# [Records for processing]
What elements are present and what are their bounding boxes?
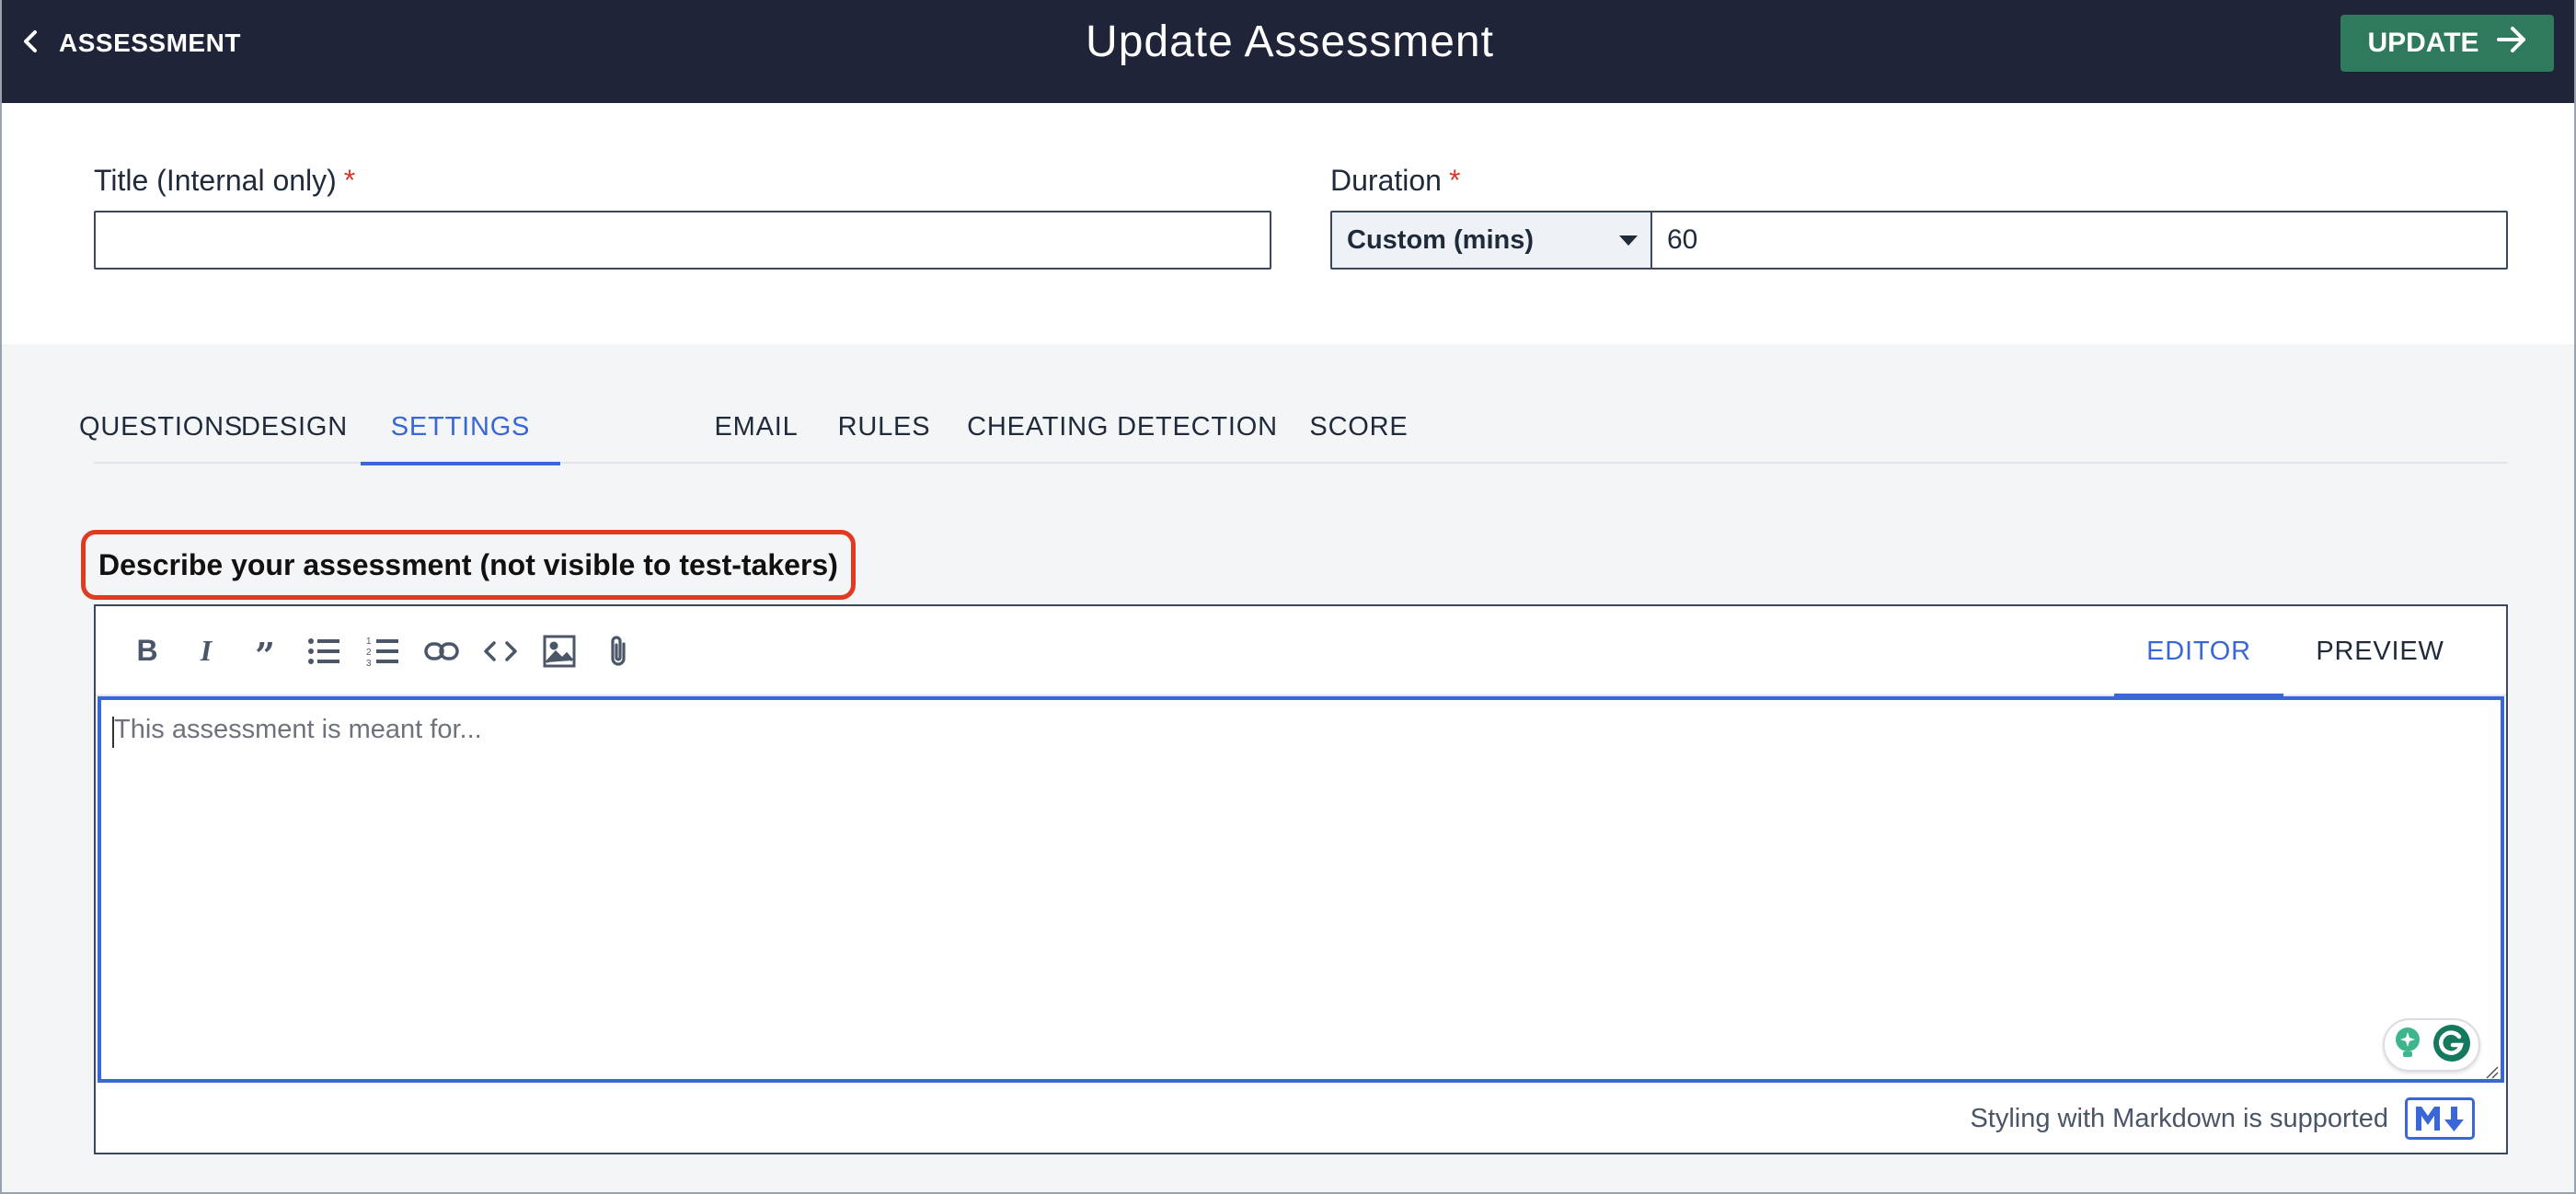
attachment-icon[interactable] bbox=[598, 631, 638, 672]
editor-mode-tab[interactable]: EDITOR bbox=[2114, 606, 2283, 698]
text-cursor bbox=[112, 717, 114, 748]
svg-text:1: 1 bbox=[366, 637, 372, 647]
svg-text:”: ” bbox=[255, 635, 275, 670]
svg-text:I: I bbox=[200, 634, 213, 667]
tab-cheating-detection[interactable]: CHEATING DETECTION bbox=[946, 390, 1299, 464]
title-field-label: Title (Internal only) * bbox=[94, 164, 355, 198]
editor-footer: Styling with Markdown is supported bbox=[96, 1083, 2506, 1154]
duration-minutes-input[interactable] bbox=[1652, 212, 2506, 268]
caret-down-icon bbox=[1619, 235, 1638, 246]
numbered-list-icon[interactable]: 123 bbox=[362, 631, 403, 672]
bold-icon[interactable]: B bbox=[127, 631, 167, 672]
tab-questions[interactable]: QUESTIONS bbox=[79, 390, 242, 464]
app-frame: ASSESSMENT Update Assessment UPDATE Titl… bbox=[0, 0, 2576, 1194]
resize-handle-icon[interactable] bbox=[2484, 1064, 2499, 1079]
code-icon[interactable] bbox=[480, 631, 521, 672]
update-button[interactable]: UPDATE bbox=[2340, 15, 2554, 72]
arrow-right-icon bbox=[2496, 26, 2527, 61]
grammarly-icon bbox=[2432, 1024, 2471, 1067]
markdown-icon[interactable] bbox=[2405, 1097, 2475, 1140]
preview-mode-tab[interactable]: PREVIEW bbox=[2283, 606, 2477, 696]
title-input[interactable] bbox=[94, 211, 1271, 270]
top-header: ASSESSMENT Update Assessment UPDATE bbox=[2, 0, 2574, 103]
assessment-tabs: QUESTIONS DESIGN SETTINGS EMAIL RULES CH… bbox=[79, 390, 2508, 465]
required-marker: * bbox=[1448, 164, 1461, 197]
duration-field-label: Duration * bbox=[1330, 164, 1460, 198]
duration-label-text: Duration bbox=[1330, 164, 1442, 197]
duration-control: Custom (mins) bbox=[1330, 211, 2508, 270]
italic-icon[interactable]: I bbox=[186, 631, 226, 672]
description-label: Describe your assessment (not visible to… bbox=[81, 530, 856, 600]
update-label: UPDATE bbox=[2367, 28, 2479, 58]
quote-icon[interactable]: ” bbox=[245, 631, 285, 672]
bulleted-list-icon[interactable] bbox=[304, 631, 344, 672]
tab-email[interactable]: EMAIL bbox=[690, 390, 822, 464]
description-textarea[interactable] bbox=[98, 696, 2504, 1083]
page-title: Update Assessment bbox=[1086, 17, 1494, 66]
tab-rules[interactable]: RULES bbox=[822, 390, 946, 464]
svg-text:B: B bbox=[136, 634, 157, 667]
svg-text:3: 3 bbox=[366, 659, 372, 669]
editor-toolbar: B I ” 123 EDITOR PREVIEW bbox=[96, 606, 2506, 698]
svg-text:2: 2 bbox=[366, 648, 372, 658]
markdown-editor: B I ” 123 EDITOR PREVIEW This assessment… bbox=[94, 604, 2508, 1154]
tab-score[interactable]: SCORE bbox=[1299, 390, 1419, 464]
link-icon[interactable] bbox=[421, 631, 462, 672]
title-label-text: Title (Internal only) bbox=[94, 164, 337, 197]
required-marker: * bbox=[343, 164, 356, 197]
duration-mode-select[interactable]: Custom (mins) bbox=[1332, 212, 1652, 268]
tab-settings[interactable]: SETTINGS bbox=[361, 390, 560, 465]
settings-area: QUESTIONS DESIGN SETTINGS EMAIL RULES CH… bbox=[2, 344, 2574, 1192]
duration-mode-value: Custom (mins) bbox=[1347, 224, 1534, 255]
markdown-support-note: Styling with Markdown is supported bbox=[1970, 1103, 2388, 1133]
lightbulb-icon bbox=[2392, 1026, 2423, 1065]
image-icon[interactable] bbox=[539, 631, 580, 672]
grammarly-widget[interactable] bbox=[2383, 1018, 2480, 1072]
tab-design[interactable]: DESIGN bbox=[228, 390, 361, 464]
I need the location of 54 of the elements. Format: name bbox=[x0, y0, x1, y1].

# [What the task asks]
Reproduce the entries from the line that has "attachment-icon[interactable] bbox=[598, 631, 638, 672]" through the line that has "update-label: UPDATE bbox=[2367, 28, 2479, 58]", changing every "interactable" to "clickable" and keeping everything else the same.

# [Written answer]
attachment-icon[clickable] bbox=[598, 631, 638, 672]
editor-mode-tab[clickable]: EDITOR bbox=[2114, 606, 2283, 698]
text-cursor bbox=[112, 717, 114, 748]
svg-text:1: 1 bbox=[366, 637, 372, 647]
svg-text:”: ” bbox=[255, 635, 275, 670]
svg-text:I: I bbox=[200, 634, 213, 667]
tab-cheating-detection[clickable]: CHEATING DETECTION bbox=[946, 390, 1299, 464]
title-field-label: Title (Internal only) * bbox=[94, 164, 355, 198]
editor-footer: Styling with Markdown is supported bbox=[96, 1083, 2506, 1154]
duration-minutes-input[clickable] bbox=[1652, 212, 2506, 268]
caret-down-icon bbox=[1619, 235, 1638, 246]
numbered-list-icon[clickable]: 123 bbox=[362, 631, 403, 672]
bold-icon[clickable]: B bbox=[127, 631, 167, 672]
tab-questions[clickable]: QUESTIONS bbox=[79, 390, 242, 464]
app-frame: ASSESSMENT Update Assessment UPDATE Titl… bbox=[0, 0, 2576, 1194]
resize-handle-icon[clickable] bbox=[2484, 1064, 2499, 1079]
code-icon[clickable] bbox=[480, 631, 521, 672]
update-button[clickable]: UPDATE bbox=[2340, 15, 2554, 72]
arrow-right-icon bbox=[2496, 26, 2527, 61]
grammarly-icon bbox=[2432, 1024, 2471, 1067]
markdown-icon[clickable] bbox=[2405, 1097, 2475, 1140]
preview-mode-tab[clickable]: PREVIEW bbox=[2283, 606, 2477, 696]
title-input[clickable] bbox=[94, 211, 1271, 270]
top-header: ASSESSMENT Update Assessment UPDATE bbox=[2, 0, 2574, 103]
assessment-tabs: QUESTIONS DESIGN SETTINGS EMAIL RULES CH… bbox=[79, 390, 2508, 465]
required-marker: * bbox=[1448, 164, 1461, 197]
duration-field-label: Duration * bbox=[1330, 164, 1460, 198]
duration-label-text: Duration bbox=[1330, 164, 1442, 197]
duration-control: Custom (mins) bbox=[1330, 211, 2508, 270]
italic-icon[clickable]: I bbox=[186, 631, 226, 672]
description-label: Describe your assessment (not visible to… bbox=[81, 530, 856, 600]
update-label: UPDATE bbox=[2367, 28, 2479, 58]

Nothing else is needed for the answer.